- MATERIAL FOR THIS EXERCISE
******************************
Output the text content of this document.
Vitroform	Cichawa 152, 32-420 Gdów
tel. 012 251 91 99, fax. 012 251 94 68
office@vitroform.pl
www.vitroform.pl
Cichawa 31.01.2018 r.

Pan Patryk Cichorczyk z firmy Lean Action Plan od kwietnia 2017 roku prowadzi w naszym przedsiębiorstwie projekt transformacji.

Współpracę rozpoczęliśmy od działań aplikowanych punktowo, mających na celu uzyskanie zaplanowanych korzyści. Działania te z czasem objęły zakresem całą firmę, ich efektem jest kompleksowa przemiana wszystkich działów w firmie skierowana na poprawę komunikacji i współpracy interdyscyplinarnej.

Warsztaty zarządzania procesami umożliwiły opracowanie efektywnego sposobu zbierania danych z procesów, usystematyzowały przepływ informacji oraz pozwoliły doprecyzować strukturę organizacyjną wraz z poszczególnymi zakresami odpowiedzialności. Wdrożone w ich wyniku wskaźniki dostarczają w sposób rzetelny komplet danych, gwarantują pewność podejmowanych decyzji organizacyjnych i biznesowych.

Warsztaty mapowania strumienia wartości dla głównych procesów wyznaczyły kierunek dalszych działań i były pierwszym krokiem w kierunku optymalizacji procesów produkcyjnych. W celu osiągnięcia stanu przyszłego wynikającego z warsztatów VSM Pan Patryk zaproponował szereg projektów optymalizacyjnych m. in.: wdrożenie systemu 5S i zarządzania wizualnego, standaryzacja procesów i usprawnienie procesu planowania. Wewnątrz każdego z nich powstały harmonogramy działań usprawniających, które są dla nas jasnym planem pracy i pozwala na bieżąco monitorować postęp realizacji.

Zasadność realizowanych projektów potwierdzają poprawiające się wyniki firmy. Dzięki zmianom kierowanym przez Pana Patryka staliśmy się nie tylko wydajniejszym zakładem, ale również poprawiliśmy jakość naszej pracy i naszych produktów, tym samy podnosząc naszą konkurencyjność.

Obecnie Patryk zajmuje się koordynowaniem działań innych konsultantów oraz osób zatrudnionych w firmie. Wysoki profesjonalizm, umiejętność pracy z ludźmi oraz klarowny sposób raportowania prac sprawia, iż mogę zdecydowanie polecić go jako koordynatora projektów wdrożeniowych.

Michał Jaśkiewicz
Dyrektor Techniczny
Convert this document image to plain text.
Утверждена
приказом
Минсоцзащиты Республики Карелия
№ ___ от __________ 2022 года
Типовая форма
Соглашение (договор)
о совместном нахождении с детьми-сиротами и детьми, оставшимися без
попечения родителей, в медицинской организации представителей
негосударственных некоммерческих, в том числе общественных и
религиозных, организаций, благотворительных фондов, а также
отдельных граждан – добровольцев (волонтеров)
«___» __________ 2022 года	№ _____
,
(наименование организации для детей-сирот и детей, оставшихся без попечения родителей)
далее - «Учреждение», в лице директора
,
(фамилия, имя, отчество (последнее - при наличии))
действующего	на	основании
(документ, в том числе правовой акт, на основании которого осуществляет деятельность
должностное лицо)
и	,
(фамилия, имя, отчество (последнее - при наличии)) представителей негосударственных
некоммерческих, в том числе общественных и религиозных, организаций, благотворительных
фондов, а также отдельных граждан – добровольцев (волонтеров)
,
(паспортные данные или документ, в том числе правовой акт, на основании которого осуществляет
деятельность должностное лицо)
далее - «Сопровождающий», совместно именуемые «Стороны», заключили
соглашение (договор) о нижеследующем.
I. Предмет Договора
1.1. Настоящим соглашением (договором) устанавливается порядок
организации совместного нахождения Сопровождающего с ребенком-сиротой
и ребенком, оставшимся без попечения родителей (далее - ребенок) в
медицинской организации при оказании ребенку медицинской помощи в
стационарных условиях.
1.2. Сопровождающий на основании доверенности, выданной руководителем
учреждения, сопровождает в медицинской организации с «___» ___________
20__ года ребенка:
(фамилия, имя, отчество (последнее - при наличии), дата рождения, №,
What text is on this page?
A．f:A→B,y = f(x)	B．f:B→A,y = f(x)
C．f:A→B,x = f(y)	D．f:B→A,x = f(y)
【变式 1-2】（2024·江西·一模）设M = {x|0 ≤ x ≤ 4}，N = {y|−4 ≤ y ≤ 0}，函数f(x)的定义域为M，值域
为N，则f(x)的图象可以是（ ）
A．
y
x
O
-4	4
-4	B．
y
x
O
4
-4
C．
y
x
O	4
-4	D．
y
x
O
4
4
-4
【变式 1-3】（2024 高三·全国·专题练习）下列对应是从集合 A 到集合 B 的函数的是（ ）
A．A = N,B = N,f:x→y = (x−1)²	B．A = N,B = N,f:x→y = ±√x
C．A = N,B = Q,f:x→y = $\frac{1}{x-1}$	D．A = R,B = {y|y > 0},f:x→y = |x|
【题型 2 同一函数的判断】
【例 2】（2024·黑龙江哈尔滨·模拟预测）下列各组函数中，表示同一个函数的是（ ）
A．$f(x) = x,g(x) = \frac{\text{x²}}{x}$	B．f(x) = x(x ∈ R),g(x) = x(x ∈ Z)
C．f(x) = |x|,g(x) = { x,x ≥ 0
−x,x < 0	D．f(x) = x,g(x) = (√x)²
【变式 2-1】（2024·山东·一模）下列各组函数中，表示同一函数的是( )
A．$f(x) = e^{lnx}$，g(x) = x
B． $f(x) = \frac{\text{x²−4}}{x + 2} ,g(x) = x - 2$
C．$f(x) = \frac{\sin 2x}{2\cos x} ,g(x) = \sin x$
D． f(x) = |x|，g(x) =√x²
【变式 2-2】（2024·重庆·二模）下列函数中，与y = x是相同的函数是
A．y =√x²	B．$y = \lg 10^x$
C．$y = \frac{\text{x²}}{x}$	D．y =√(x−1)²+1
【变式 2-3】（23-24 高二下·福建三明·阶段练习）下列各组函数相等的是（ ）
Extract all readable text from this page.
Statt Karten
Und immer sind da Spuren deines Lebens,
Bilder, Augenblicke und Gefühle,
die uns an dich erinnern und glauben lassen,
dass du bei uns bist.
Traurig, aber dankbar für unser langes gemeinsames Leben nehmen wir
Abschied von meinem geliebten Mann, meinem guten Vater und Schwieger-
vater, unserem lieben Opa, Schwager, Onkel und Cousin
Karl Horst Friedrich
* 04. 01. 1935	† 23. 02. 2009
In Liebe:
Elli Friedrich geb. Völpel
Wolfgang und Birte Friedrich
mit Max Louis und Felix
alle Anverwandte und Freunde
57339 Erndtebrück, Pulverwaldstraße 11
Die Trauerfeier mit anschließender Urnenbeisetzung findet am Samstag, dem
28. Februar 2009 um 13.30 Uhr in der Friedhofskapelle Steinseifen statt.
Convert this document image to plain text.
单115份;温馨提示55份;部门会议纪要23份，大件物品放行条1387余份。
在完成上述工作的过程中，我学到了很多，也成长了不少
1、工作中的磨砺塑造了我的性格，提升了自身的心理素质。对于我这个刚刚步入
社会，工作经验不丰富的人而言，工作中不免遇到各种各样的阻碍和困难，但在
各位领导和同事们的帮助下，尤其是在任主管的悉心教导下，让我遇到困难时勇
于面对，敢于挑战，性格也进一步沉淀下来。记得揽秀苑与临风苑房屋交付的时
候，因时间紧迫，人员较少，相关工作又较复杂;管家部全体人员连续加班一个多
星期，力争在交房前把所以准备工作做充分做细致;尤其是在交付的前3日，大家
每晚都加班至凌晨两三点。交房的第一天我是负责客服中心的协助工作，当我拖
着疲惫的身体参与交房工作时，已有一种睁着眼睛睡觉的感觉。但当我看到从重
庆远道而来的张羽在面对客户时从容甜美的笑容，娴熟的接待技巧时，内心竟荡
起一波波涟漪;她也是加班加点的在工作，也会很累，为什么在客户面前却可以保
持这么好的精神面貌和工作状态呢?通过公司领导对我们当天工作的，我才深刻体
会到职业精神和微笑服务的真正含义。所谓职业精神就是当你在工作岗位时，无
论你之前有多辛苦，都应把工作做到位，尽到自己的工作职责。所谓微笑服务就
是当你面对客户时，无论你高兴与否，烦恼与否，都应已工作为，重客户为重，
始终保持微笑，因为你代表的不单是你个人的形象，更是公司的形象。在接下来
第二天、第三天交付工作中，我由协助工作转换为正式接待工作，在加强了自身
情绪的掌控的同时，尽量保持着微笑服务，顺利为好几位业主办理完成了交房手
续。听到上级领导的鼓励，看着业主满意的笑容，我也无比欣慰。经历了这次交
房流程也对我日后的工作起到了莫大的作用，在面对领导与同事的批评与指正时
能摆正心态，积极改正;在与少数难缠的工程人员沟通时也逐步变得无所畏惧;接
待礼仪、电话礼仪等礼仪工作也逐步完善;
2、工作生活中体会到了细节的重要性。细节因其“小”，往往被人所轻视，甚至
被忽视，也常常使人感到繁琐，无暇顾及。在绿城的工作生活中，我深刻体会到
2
******************************
- WHAT IS NEEDED
From the records above, pick out and copy each line holding the word "документ".

- RESULT OF THIS EXERCISE
(документ, в том числе правовой акт, на основании которого осуществляет деятельность
(паспортные данные или документ, в том числе правовой акт, на основании которого осуществляет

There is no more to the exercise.